OBJECTIVE A –
In the interview text below, why did the group spend hours in the railway station café after the gig?

* start PROVIDED PASSAGE *

Give us a bit of your background (where are you from, your family, traveling adventures)
I’m from Canberra, the capital of Australia. My husband and I just celebrated our 39th anniversary and we have two children. We’re both musicians. I did a performance degree on clarinet and my husband is a jazz drummer.
Back in the 1970’s my husband and I drove all over Europe in a VW Kombi van. We were away from Australia for two years and spent a few months living in Switzerland and one year in Holland teaching music at the American High School in The Hague. For those months in Switzerland my husband played in a band at various venues, the most memorable being a club in La Chaux-de Fonds high in the mountains near the French border. The Swiss musicians told us it was really a brothel. The gig finished at 3am and because the roads in early spring were snowy the van slid backwards when we tried to drive up the pass for home a few hours away in Orbe. The snow plough went through at 6am so we all huddled in the railway station café, the only place open, for hours trying to keep warm until the road was cleared.
What is your favorite genre to write?

* end PROVIDED PASSAGE *
* start PROVIDED MATERIAL *

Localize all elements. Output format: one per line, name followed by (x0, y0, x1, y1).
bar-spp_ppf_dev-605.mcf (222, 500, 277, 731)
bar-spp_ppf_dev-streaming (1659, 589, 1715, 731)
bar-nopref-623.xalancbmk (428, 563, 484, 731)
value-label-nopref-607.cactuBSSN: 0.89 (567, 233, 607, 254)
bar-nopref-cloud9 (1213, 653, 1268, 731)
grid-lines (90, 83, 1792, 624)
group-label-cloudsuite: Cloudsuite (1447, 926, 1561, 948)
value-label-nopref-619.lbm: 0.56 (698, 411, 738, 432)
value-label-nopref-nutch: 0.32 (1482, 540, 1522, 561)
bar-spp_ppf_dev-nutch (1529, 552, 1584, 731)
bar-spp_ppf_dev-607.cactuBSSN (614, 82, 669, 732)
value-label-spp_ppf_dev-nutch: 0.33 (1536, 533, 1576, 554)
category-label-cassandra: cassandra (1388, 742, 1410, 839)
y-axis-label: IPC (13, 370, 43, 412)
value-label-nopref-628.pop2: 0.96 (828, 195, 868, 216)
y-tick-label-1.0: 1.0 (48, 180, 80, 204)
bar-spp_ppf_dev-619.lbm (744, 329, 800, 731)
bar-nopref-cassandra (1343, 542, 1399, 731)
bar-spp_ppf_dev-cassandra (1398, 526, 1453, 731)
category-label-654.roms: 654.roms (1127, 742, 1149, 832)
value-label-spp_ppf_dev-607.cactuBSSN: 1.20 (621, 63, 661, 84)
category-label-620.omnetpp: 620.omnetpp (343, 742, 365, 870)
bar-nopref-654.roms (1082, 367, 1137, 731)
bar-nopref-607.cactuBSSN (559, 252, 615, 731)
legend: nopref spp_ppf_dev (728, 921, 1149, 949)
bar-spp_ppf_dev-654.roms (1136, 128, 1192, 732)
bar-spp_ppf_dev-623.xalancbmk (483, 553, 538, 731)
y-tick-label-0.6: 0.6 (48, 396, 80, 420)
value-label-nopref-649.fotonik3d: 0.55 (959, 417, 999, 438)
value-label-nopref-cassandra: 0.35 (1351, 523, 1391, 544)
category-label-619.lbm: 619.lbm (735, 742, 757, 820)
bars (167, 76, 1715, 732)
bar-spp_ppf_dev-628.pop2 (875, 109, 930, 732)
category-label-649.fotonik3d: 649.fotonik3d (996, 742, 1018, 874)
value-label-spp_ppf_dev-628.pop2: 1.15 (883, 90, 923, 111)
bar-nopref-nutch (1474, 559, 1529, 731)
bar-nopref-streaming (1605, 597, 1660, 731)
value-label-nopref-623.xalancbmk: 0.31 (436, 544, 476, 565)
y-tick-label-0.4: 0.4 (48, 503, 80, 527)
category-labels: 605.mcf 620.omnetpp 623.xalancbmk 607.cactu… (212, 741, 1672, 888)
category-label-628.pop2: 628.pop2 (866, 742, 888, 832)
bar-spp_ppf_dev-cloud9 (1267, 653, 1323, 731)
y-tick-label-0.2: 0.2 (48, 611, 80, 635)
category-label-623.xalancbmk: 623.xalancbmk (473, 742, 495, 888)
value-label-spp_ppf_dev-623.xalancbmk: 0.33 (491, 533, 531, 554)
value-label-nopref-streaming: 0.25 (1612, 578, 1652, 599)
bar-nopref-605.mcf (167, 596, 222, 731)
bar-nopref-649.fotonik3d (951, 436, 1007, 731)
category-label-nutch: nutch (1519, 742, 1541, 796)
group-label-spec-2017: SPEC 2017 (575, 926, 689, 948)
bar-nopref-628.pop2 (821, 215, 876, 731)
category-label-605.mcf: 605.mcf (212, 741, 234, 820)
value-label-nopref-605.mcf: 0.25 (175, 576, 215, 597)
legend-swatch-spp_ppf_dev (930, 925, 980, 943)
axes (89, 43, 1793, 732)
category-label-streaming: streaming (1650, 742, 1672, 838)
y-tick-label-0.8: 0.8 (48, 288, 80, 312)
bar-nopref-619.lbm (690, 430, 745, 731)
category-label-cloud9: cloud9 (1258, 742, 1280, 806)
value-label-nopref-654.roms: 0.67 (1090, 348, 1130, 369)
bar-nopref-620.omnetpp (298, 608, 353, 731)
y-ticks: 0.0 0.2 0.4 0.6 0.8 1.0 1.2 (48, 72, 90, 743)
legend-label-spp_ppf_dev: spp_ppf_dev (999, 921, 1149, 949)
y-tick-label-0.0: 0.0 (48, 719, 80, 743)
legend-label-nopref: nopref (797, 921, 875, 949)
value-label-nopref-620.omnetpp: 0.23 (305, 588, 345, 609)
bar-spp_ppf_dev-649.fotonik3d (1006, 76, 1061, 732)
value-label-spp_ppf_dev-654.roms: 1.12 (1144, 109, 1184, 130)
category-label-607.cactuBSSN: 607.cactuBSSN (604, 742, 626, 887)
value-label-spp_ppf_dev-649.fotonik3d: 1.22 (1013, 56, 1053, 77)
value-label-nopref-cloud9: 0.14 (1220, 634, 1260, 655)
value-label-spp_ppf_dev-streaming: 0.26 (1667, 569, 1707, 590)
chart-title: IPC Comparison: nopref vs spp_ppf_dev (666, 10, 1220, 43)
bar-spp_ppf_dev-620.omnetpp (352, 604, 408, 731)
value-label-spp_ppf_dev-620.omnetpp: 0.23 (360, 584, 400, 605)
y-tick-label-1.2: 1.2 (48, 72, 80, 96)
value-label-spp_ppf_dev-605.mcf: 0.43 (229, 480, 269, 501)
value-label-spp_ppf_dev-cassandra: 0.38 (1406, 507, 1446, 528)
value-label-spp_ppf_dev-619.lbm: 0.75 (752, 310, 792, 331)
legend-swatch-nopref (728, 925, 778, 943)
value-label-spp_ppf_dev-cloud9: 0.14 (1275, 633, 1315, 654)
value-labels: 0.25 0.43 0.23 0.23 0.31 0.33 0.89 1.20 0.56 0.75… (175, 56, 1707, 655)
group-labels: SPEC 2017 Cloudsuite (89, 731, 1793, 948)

* end PROVIDED MATERIAL *

OBJECTIVE B –
Rewrite the records from the start of the records through the line that contains "category-label-623.xalancbmk: 623.xalancbmk (473, 742, 495, 888)", inclusive, replacing "nopref" with "no_prefetch" wherever it appears and leaving everything else unchanged.

COMPLETE OUTPUT A –
The snowy early-spring roads made the van slide backwards when they tried to drive up the pass toward Orbe, and the snow plough would not come through until 6am. The café was the only place open, so they huddled there to keep warm until the road was cleared.

COMPLETE OUTPUT B –
Localize all elements. Output format: one per line, name followed by (x0, y0, x1, y1).
bar-spp_ppf_dev-605.mcf (222, 500, 277, 731)
bar-spp_ppf_dev-streaming (1659, 589, 1715, 731)
bar-no_prefetch-623.xalancbmk (428, 563, 484, 731)
value-label-no_prefetch-607.cactuBSSN: 0.89 (567, 233, 607, 254)
bar-no_prefetch-cloud9 (1213, 653, 1268, 731)
grid-lines (90, 83, 1792, 624)
group-label-cloudsuite: Cloudsuite (1447, 926, 1561, 948)
value-label-no_prefetch-619.lbm: 0.56 (698, 411, 738, 432)
value-label-no_prefetch-nutch: 0.32 (1482, 540, 1522, 561)
bar-spp_ppf_dev-nutch (1529, 552, 1584, 731)
bar-spp_ppf_dev-607.cactuBSSN (614, 82, 669, 732)
value-label-spp_ppf_dev-nutch: 0.33 (1536, 533, 1576, 554)
category-label-cassandra: cassandra (1388, 742, 1410, 839)
y-axis-label: IPC (13, 370, 43, 412)
value-label-no_prefetch-628.pop2: 0.96 (828, 195, 868, 216)
y-tick-label-1.0: 1.0 (48, 180, 80, 204)
bar-spp_ppf_dev-619.lbm (744, 329, 800, 731)
bar-no_prefetch-cassandra (1343, 542, 1399, 731)
bar-spp_ppf_dev-cassandra (1398, 526, 1453, 731)
category-label-654.roms: 654.roms (1127, 742, 1149, 832)
value-label-spp_ppf_dev-607.cactuBSSN: 1.20 (621, 63, 661, 84)
category-label-620.omnetpp: 620.omnetpp (343, 742, 365, 870)
bar-no_prefetch-654.roms (1082, 367, 1137, 731)
bar-no_prefetch-607.cactuBSSN (559, 252, 615, 731)
legend: no_prefetch spp_ppf_dev (728, 921, 1149, 949)
bar-spp_ppf_dev-654.roms (1136, 128, 1192, 732)
bar-spp_ppf_dev-623.xalancbmk (483, 553, 538, 731)
y-tick-label-0.6: 0.6 (48, 396, 80, 420)
value-label-no_prefetch-649.fotonik3d: 0.55 (959, 417, 999, 438)
value-label-no_prefetch-cassandra: 0.35 (1351, 523, 1391, 544)
category-label-619.lbm: 619.lbm (735, 742, 757, 820)
bars (167, 76, 1715, 732)
bar-spp_ppf_dev-628.pop2 (875, 109, 930, 732)
category-label-649.fotonik3d: 649.fotonik3d (996, 742, 1018, 874)
value-label-spp_ppf_dev-628.pop2: 1.15 (883, 90, 923, 111)
bar-no_prefetch-nutch (1474, 559, 1529, 731)
bar-no_prefetch-streaming (1605, 597, 1660, 731)
value-label-no_prefetch-623.xalancbmk: 0.31 (436, 544, 476, 565)
y-tick-label-0.4: 0.4 (48, 503, 80, 527)
category-labels: 605.mcf 620.omnetpp 623.xalancbmk 607.cactu… (212, 741, 1672, 888)
category-label-628.pop2: 628.pop2 (866, 742, 888, 832)
bar-spp_ppf_dev-cloud9 (1267, 653, 1323, 731)
y-tick-label-0.2: 0.2 (48, 611, 80, 635)
category-label-623.xalancbmk: 623.xalancbmk (473, 742, 495, 888)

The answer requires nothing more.